How Google Uses GPUs to Revolutionize Speech, Video, Image Recognition

by Brian Caulfield

That’s it, gamers. You’ve been replaced.

Google has used a new technology called deep learning to build a machine that has mastered 50 classic Atari video games. And you’ve never seen Space Invaders played like this.

Talk about the way it’s meant to be played.

Of course, no one is coming for your GeForce GTX 980.

But the same GPU technologies that power your video games are being used by Google to do things few thought would now be possible, Google Senior Research Fellow Jeff Dean explained Wednesday in a keynote speech at our annual GPU Technology Conference.

Deep learning gives computers the ability to do things that just a few years ago few thought would soon be possible.
Deep learning gives computers the ability to do things that just a few years ago few thought would soon be possible.

Dean is among a core group of engineers at Google who have built a new generation of technologies that have redefined the infrastructure that underpins the Web.

**TASK OBJECTIVE**.
Summarize the article on Google's use of GPUs in two sentences. The listing that follows comes from a separate source.

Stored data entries
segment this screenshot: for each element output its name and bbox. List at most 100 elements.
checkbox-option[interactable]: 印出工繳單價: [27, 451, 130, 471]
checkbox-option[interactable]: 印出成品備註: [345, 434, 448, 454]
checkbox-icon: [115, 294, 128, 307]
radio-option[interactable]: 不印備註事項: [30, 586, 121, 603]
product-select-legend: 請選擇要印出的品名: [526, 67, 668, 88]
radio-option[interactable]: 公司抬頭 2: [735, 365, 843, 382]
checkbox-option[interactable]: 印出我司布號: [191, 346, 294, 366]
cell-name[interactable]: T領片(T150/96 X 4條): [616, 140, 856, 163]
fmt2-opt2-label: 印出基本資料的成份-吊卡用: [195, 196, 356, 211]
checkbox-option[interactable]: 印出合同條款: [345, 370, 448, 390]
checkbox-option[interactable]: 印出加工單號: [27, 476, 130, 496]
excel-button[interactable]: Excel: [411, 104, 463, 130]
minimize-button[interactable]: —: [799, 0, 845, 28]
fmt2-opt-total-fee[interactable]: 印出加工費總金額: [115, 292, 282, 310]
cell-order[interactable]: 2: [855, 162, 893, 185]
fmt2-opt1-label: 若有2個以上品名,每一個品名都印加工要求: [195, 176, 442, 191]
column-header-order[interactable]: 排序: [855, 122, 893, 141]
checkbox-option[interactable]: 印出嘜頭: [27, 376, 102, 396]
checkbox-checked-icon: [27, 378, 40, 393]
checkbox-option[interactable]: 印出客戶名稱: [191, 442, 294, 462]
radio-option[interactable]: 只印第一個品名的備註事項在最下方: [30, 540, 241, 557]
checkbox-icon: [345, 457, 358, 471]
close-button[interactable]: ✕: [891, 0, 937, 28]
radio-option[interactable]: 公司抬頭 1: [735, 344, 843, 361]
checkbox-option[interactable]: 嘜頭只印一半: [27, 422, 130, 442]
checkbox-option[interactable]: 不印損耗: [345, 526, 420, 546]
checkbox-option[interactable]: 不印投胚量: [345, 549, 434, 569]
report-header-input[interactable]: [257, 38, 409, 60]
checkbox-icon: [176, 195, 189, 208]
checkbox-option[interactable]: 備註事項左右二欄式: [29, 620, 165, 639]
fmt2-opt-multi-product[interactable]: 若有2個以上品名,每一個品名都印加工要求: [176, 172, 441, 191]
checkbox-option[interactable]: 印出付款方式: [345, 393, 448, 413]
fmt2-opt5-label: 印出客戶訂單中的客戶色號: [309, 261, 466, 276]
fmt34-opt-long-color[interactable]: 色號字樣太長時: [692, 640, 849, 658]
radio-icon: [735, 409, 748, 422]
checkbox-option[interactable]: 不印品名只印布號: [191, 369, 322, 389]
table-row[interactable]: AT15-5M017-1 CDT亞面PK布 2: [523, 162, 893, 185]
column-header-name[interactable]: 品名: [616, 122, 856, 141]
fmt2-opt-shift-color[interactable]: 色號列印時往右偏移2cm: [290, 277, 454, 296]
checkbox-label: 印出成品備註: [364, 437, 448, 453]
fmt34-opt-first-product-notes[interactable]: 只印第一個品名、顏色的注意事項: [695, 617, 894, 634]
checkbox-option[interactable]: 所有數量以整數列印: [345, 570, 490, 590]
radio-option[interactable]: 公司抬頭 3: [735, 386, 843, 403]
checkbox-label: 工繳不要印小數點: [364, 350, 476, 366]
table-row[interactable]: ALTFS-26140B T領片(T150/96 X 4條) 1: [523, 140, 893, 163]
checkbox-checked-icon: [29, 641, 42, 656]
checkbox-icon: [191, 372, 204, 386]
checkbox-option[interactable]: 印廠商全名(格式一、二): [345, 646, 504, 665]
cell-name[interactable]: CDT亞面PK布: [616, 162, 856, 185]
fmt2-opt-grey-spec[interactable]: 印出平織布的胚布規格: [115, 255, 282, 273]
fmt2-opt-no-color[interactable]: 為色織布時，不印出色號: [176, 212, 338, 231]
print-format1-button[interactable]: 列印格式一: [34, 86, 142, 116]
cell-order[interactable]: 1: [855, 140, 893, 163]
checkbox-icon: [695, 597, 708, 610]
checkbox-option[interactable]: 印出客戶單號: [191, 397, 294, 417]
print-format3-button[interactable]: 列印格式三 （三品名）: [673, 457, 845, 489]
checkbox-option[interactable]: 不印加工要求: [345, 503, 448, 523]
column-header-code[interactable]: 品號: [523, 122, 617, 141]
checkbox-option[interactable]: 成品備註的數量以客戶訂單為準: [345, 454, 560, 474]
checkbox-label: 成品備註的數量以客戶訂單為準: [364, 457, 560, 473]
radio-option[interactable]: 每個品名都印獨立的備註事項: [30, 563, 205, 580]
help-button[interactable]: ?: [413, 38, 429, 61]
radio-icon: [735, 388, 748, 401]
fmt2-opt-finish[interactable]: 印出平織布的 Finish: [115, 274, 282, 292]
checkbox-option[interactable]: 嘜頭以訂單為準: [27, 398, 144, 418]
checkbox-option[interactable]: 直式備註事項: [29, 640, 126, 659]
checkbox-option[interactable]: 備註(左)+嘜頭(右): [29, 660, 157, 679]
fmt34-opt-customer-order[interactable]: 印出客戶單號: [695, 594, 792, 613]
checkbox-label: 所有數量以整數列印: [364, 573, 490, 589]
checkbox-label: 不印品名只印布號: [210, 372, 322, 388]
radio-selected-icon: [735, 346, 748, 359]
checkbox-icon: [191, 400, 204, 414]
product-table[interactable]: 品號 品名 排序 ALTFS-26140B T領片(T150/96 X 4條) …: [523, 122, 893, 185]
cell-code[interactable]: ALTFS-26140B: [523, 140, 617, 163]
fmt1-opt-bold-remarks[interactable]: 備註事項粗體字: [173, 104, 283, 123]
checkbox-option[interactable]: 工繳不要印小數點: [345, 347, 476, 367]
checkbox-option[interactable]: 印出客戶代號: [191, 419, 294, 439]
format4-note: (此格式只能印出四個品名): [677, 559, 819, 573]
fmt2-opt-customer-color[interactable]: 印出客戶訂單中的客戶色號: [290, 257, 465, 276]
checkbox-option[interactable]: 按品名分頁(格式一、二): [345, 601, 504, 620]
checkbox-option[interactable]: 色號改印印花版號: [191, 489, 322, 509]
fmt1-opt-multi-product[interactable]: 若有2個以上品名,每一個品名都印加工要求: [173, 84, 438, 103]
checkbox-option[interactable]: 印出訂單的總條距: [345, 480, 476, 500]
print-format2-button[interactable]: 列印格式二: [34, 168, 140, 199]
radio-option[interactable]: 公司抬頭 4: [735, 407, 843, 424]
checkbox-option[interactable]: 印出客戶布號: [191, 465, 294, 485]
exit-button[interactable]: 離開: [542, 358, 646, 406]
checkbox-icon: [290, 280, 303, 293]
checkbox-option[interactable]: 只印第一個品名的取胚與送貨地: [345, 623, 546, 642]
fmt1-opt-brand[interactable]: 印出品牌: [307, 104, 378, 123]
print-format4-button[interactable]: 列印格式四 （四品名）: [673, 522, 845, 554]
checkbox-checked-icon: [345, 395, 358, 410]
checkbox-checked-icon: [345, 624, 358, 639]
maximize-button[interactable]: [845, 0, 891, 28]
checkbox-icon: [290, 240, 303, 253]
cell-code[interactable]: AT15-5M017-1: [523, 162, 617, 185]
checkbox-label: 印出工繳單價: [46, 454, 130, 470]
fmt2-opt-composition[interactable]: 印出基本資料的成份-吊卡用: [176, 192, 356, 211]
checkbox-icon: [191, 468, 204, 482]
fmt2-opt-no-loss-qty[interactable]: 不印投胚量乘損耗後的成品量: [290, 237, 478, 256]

**WORKED SOLUTION**.
Google has used a new technology called deep learning to build a machine that has mastered 50 classic Atari video games. In a keynote speech at the annual GPU Technology Conference, Google Senior Research Fellow Jeff Dean explained that Google is using the same GPU technologies that power video games to do things few thought would now be possible.